Category Archives: Environment

Thoreau & Twain on Learning and Loss

By Corinne H. Smith

Unless you’re shelving classics in alphabetical order by surname, the names of American authors Henry Thoreau and Mark Twain don’t usually surface at the same time. The two men never met, although their lives overlapped by 27 years. Twain began his writing career just as Thoreau was ending his. By then, they were based on opposite sides of the country. Their writing styles and choices of topics differed widely, of course. But both wrote travel narratives. And both were known for their keen powers of observing the activities of nature and man. Overall, Henry focused more on the first; and Mark, more on the second. Both had unique senses of humor, too.

Thoreau and Twain Together

Thoreau and Twain Together

One issue they may have agreed on was the costs they both incurred by choosing a certain way of earning money. They could have debated their results. Is it possible to be TOO familiar with Nature? Do we lose something irreplaceable when we gain too much technical knowledge of the natural world? Consider these two passages.

**WHAT THE EXERCISE ASKS:** According to the piece on Thoreau and Twain, how many years did the two writers' lives overlap?

**PROVIDED MATERIAL:**
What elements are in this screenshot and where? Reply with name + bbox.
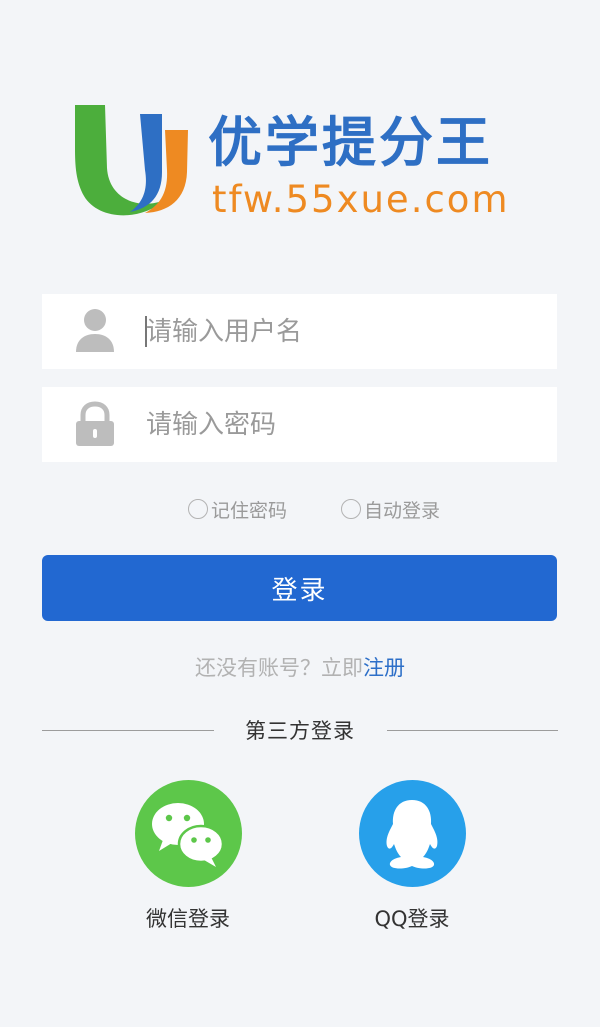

**OUTPUT BELOW:** 27 years.